**Aim**
Reproduce every entry below precisely; do not include the pictures.

**Available records**
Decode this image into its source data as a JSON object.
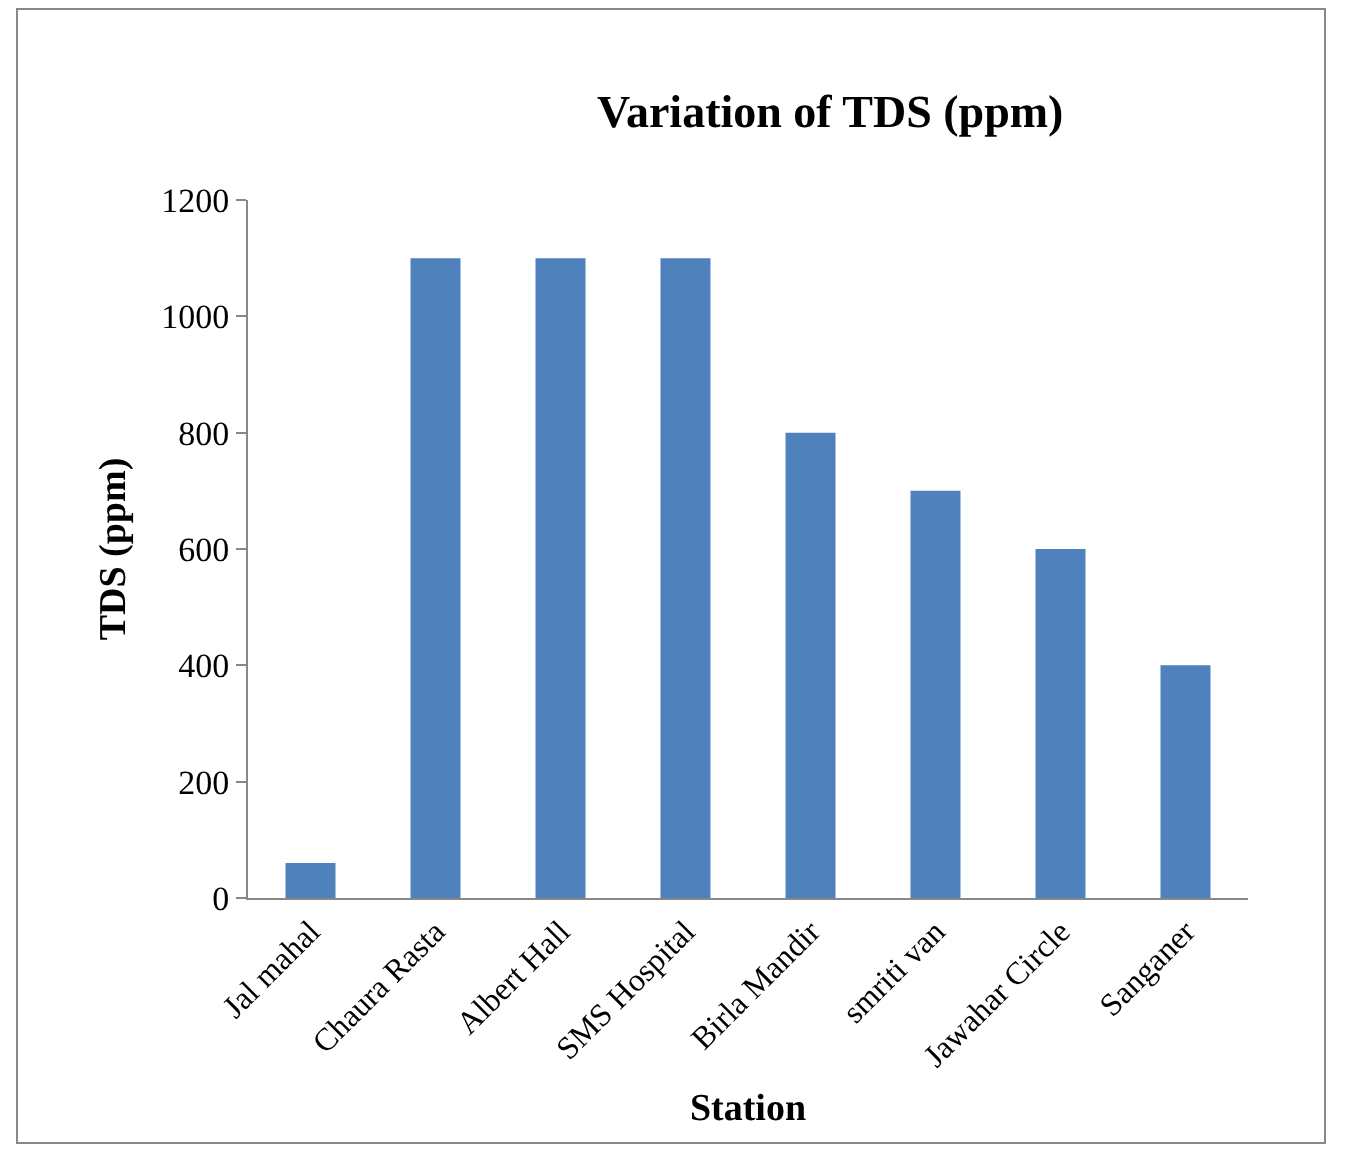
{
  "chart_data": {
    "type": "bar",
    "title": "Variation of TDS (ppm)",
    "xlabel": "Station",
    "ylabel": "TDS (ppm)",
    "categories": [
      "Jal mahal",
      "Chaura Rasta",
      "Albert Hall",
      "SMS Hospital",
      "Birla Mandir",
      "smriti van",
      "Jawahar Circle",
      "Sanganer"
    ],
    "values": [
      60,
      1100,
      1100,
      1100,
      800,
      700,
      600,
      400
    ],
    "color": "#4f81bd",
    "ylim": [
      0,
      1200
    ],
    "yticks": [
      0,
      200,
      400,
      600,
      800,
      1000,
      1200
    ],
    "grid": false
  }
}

**Task solution**
Decode this image into its source data as a JSON object.
{
  "chart_data": {
    "type": "bar",
    "title": "Variation of TDS (ppm)",
    "xlabel": "Station",
    "ylabel": "TDS (ppm)",
    "categories": [
      "Jal mahal",
      "Chaura Rasta",
      "Albert Hall",
      "SMS Hospital",
      "Birla Mandir",
      "smriti van",
      "Jawahar Circle",
      "Sanganer"
    ],
    "values": [
      60,
      1100,
      1100,
      1100,
      800,
      700,
      600,
      400
    ],
    "color": "#4f81bd",
    "ylim": [
      0,
      1200
    ],
    "yticks": [
      0,
      200,
      400,
      600,
      800,
      1000,
      1200
    ],
    "grid": false
  }
}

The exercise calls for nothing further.